§ Request
Transcribe the entries exactly; images are not part of the copy.

— start Raw data —

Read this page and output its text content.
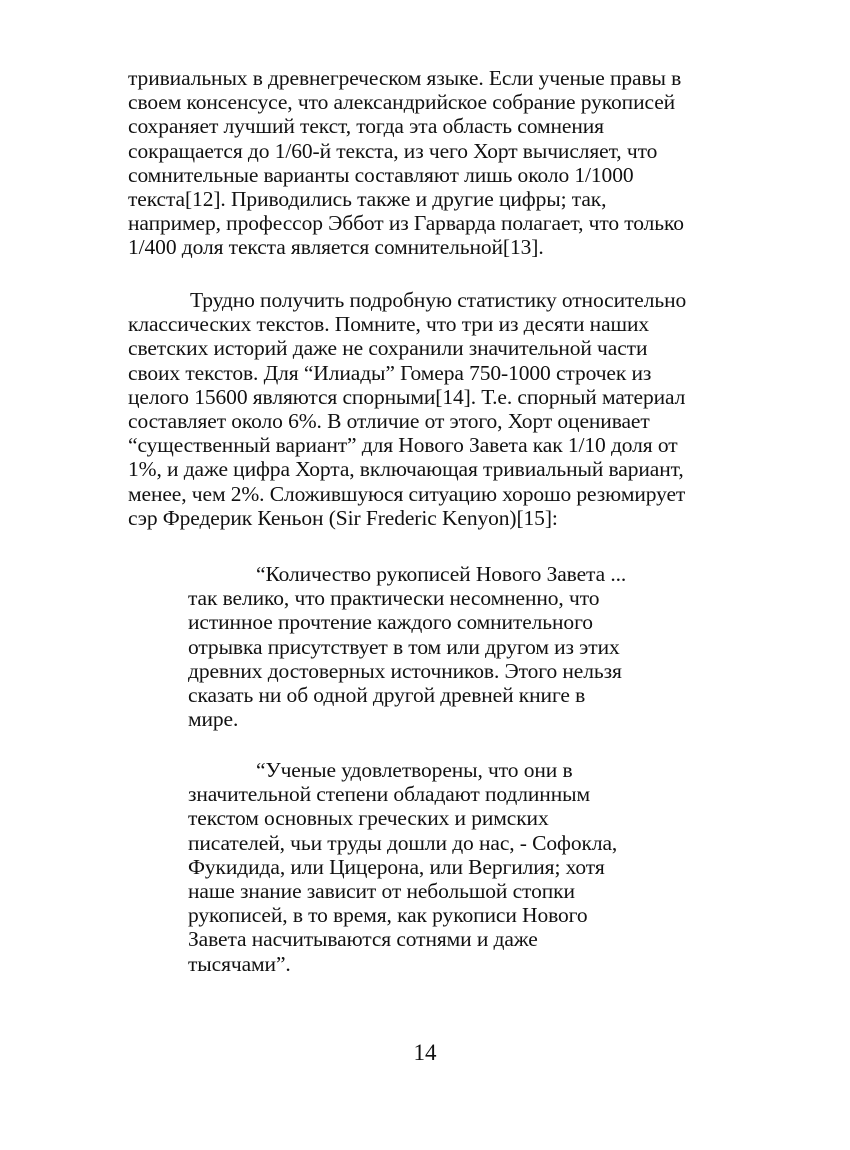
тривиальных в древнегреческом языке. Если ученые правы в
своем консенсусе, что александрийское собрание рукописей
сохраняет лучший текст, тогда эта область сомнения
сокращается до 1/60-й текста, из чего Хорт вычисляет, что
сомнительные варианты составляют лишь около 1/1000
текста[12]. Приводились также и другие цифры; так,
например, профессор Эббот из Гарварда полагает, что только
1/400 доля текста является сомнительной[13].
Трудно получить подробную статистику относительно
классических текстов. Помните, что три из десяти наших
светских историй даже не сохранили значительной части
своих текстов. Для “Илиады” Гомера 750-1000 строчек из
целого 15600 являются спорными[14]. Т.е. спорный материал
составляет около 6%. В отличие от этого, Хорт оценивает
“существенный вариант” для Нового Завета как 1/10 доля от
1%, и даже цифра Хорта, включающая тривиальный вариант,
менее, чем 2%. Сложившуюся ситуацию хорошо резюмирует
сэр Фредерик Кеньон (Sir Frederic Kenyon)[15]:
“Количество рукописей Нового Завета ...
так велико, что практически несомненно, что
истинное прочтение каждого сомнительного
отрывка присутствует в том или другом из этих
древних достоверных источников. Этого нельзя
сказать ни об одной другой древней книге в
мире.
“Ученые удовлетворены, что они в
значительной степени обладают подлинным
текстом основных греческих и римских
писателей, чьи труды дошли до нас, - Софокла,
Фукидида, или Цицерона, или Вергилия; хотя
наше знание зависит от небольшой стопки
рукописей, в то время, как рукописи Нового
Завета насчитываются сотнями и даже
тысячами”.
14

— end Raw data —

§ Solution to this task
Read this page and output its text content.
тривиальных в древнегреческом языке. Если ученые правы в
своем консенсусе, что александрийское собрание рукописей
сохраняет лучший текст, тогда эта область сомнения
сокращается до 1/60-й текста, из чего Хорт вычисляет, что
сомнительные варианты составляют лишь около 1/1000
текста[12]. Приводились также и другие цифры; так,
например, профессор Эббот из Гарварда полагает, что только
1/400 доля текста является сомнительной[13].
Трудно получить подробную статистику относительно
классических текстов. Помните, что три из десяти наших
светских историй даже не сохранили значительной части
своих текстов. Для “Илиады” Гомера 750-1000 строчек из
целого 15600 являются спорными[14]. Т.е. спорный материал
составляет около 6%. В отличие от этого, Хорт оценивает
“существенный вариант” для Нового Завета как 1/10 доля от
1%, и даже цифра Хорта, включающая тривиальный вариант,
менее, чем 2%. Сложившуюся ситуацию хорошо резюмирует
сэр Фредерик Кеньон (Sir Frederic Kenyon)[15]:
“Количество рукописей Нового Завета ...
так велико, что практически несомненно, что
истинное прочтение каждого сомнительного
отрывка присутствует в том или другом из этих
древних достоверных источников. Этого нельзя
сказать ни об одной другой древней книге в
мире.
“Ученые удовлетворены, что они в
значительной степени обладают подлинным
текстом основных греческих и римских
писателей, чьи труды дошли до нас, - Софокла,
Фукидида, или Цицерона, или Вергилия; хотя
наше знание зависит от небольшой стопки
рукописей, в то время, как рукописи Нового
Завета насчитываются сотнями и даже
тысячами”.
14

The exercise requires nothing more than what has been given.